**Prompt**
Gather every line below where "this" appears.

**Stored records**

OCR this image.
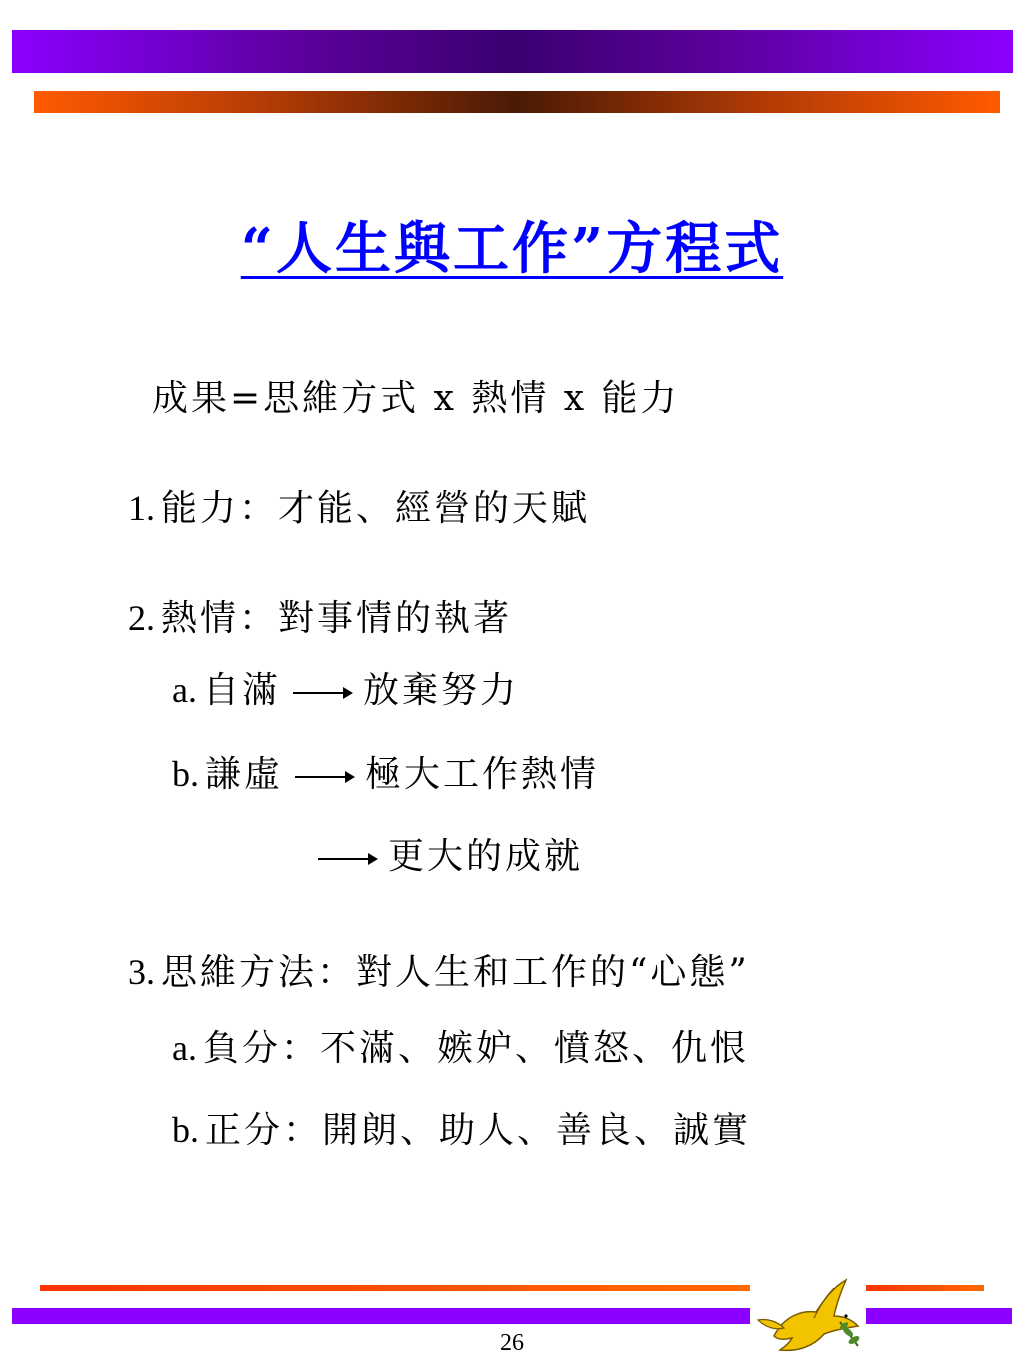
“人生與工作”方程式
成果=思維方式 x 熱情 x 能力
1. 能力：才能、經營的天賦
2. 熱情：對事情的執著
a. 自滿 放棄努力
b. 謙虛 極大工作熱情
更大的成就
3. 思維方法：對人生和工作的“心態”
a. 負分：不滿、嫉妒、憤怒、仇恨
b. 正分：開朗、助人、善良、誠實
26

==

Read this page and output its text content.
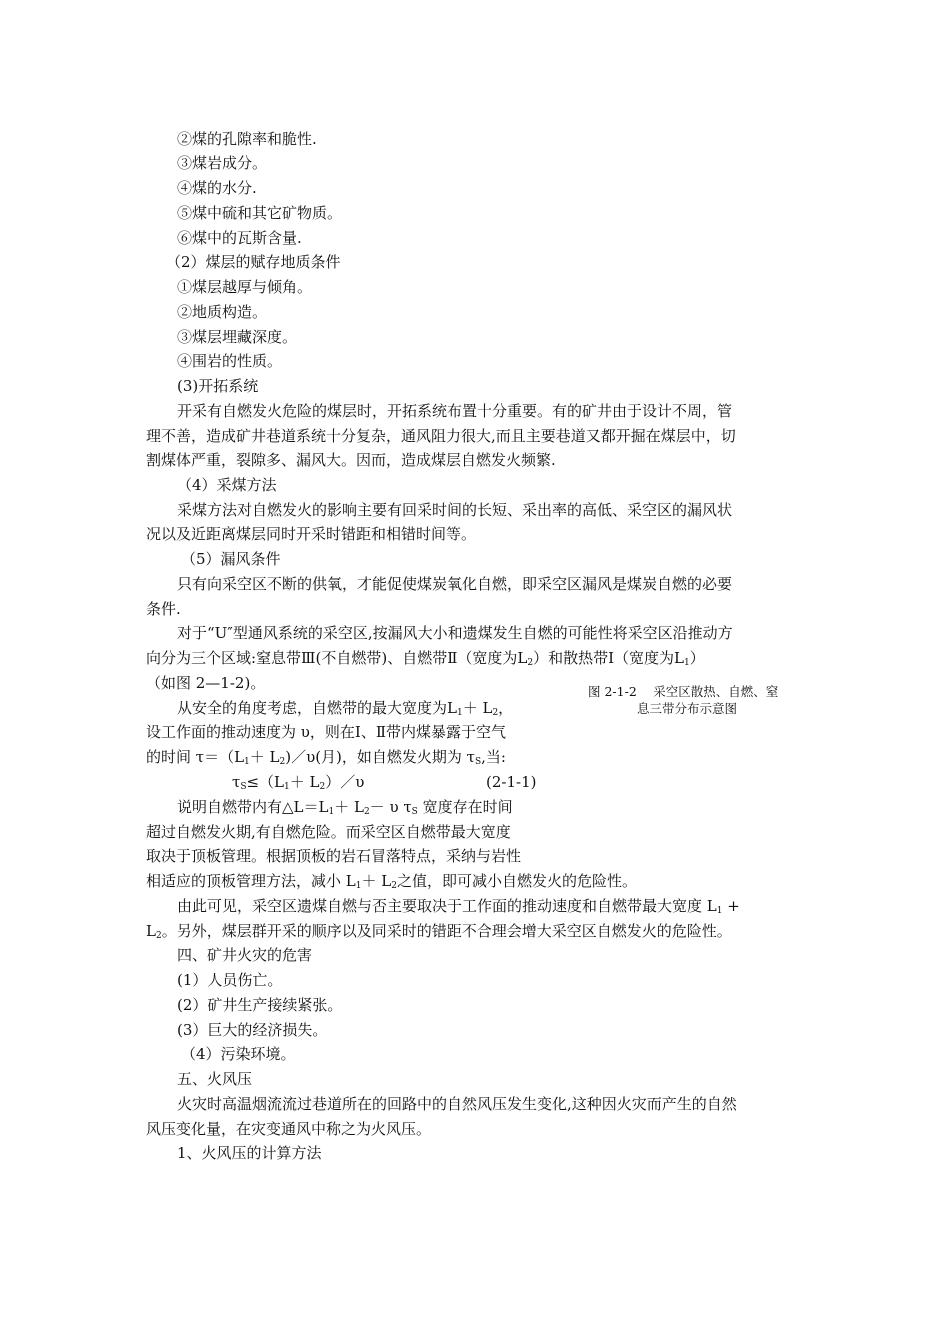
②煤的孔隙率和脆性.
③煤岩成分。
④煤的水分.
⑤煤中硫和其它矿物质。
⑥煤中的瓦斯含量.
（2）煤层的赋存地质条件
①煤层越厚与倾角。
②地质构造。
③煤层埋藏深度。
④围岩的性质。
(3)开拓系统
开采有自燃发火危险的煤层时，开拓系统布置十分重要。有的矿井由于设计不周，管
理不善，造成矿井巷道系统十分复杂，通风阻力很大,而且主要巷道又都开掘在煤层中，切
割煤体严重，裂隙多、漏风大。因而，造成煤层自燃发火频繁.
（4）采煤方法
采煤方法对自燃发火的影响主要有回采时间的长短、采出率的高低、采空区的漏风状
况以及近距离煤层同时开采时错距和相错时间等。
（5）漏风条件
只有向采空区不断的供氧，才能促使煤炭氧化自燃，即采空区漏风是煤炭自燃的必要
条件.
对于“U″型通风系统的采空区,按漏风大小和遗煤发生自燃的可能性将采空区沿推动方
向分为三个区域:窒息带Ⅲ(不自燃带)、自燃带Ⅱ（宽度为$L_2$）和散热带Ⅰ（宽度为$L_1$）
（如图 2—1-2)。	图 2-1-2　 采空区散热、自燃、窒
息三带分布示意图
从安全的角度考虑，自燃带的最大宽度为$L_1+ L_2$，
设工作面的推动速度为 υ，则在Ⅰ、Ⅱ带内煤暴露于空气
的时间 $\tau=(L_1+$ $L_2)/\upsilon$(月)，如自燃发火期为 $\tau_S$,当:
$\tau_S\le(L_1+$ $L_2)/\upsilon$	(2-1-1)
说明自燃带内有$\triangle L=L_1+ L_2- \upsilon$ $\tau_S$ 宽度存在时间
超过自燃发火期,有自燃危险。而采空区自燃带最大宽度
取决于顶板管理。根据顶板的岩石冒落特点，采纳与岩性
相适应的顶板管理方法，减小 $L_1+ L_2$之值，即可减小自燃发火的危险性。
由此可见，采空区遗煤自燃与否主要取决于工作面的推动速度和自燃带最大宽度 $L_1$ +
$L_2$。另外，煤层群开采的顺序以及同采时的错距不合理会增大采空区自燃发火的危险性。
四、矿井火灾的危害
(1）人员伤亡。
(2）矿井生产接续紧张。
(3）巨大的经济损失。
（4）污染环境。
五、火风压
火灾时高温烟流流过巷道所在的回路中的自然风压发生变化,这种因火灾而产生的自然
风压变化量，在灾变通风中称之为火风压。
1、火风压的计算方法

**Completed task**
OCR this image.
Read this page and output its text content.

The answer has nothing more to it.